The promotion came just in time for deer hunting season, which will begin Oct. 20, the paper reports.
Raise your hand if you can explain how guns and jewelry are at all connected. Amazing really, that vendors need to use gimmicks to sell their wares. Guns should not be the "draw".

6 comments:

  1. ...the most gun homicide deaths of any other civilized country not at war

    But, we are at war. Iraq, Afganistan, War on Drugs, War on Terror, any of that ring a bell?

    Gun-related homicides have increased slightly each year since 2002.

    Actually, no. The number of homicides has been declining since 2007 and the the homicide rate has been falling slightly every year since 2006. The same is true with firearm related homicides.

    From CDC 2006 - 2010
    http://webappa.cdc.gov/sasweb/ncipc/mortrate10_us.html

    year..homicide..W/Firearm
    2006..18,573....12,791
    2007..18,361....12,632
    2008..17,826....12,179
    2009..16,799....11,493
    2010..16,259....11,078

    Also, from your NIJ Source

    Nonfatal firearm-related crime has fallen significantly in recent years, from almost 1.3 million victims in 1994 to 477,040 victims in 2005.

    and according to the FBI, in 2010, there were 312,658 nonfatal, firearm-related crimes. Again, we're seeing a trend, not only is violent crime going down, but gun related violent crime is decreasing.

    We need to demand a plan from our politicians to prevent gun deaths and injuries.

    It seems like the plan that's in place is working. There's not a magic wand that's going to make all things horrible just go away in an instant.

    ReplyDelete
    Replies
    1. If you think that over 11, 000 people dying of gun homicides is a plan that's working, we can't have any further "discussion."

      Delete
    2. What do you suggest we do, another assault weapons ban that had no measurable effect on violent crime? California has a pretty strict AWB but has the highest instances of mass killings than any other state. DC and Chicago both have registration, waiting periods, no carrying of weapons outside of the home, etc. and still have the highest rates of violent crime. People that are willing to take the life of another are not concerned with how they do it.

      11,000 people being killed by a firearm isn't a good thing, but it's better than the 17,000 from the 90's. 2010 had a murder rate of 4.8, which we haven't seen since the 60's, so yeah, something's working.

**Source data:**
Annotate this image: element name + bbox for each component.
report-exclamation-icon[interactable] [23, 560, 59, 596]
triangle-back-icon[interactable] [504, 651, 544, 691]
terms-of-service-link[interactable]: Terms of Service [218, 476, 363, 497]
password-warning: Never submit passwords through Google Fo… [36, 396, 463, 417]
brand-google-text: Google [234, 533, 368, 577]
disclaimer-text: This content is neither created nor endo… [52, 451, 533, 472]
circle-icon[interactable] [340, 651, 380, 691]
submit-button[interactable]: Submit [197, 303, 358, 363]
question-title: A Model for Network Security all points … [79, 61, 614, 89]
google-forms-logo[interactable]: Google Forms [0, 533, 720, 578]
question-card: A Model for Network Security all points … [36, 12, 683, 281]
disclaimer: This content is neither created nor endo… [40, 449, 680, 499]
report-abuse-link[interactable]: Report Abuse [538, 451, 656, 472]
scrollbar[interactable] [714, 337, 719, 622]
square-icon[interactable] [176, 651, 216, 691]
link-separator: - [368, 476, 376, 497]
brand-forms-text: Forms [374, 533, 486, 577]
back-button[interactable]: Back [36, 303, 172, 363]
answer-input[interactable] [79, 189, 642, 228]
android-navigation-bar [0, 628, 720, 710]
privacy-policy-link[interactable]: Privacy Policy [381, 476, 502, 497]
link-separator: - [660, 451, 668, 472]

**Work to complete:**
1. In the comment thread on gun violence, what number of firearm homicides does the CDC table give for 2008?
2. Carry on the comment thread on gun violence from the point where it stops.

**Replies:**
1. 12,179

2.
      Please recall, back in the early 60's, one could purchase a firearm through the mail, at the local hardware store, or at a sporting goods store, and the dealers didn't need a licence.

      Delete
    3. What's working, Bill? Please explain what you mean? People can still purchase firearms at local sporting goods stores, on the internet, through the newspaper, at some liquor sotres, around kitchen tables and from a myriad of other unlicensed sellers. I wouldn't say that's an improvement at all. I have seen a website with photos of signs where guns are sold- some at liquor stores, some at the same place wedding gowns are sold. Please tell me how that is an improvement from the 60s.

      Delete
  2. We are at war in other countries, not here in this one.

    That is the significant distinction; it would be different if the war were here, but it is not, and so far as I know, those military deaths and injuries are not counted into the totals you mentioned B3.

    Back in the 60s we had fewer guns, fewer mass shootings, fewer homicides.

    We'd be better off if we had fewer firearms, because people do NOT handle them responsibly - they don't store them responsibly or securely, they commit on average more than 3 murder suicides every week, they commit record numbers of mass shootings since then, and oh yea - -far fewer crazy people got their hands on them when they were more restricted by law enforcement. Fewer members of law enforcement were killed and injured too.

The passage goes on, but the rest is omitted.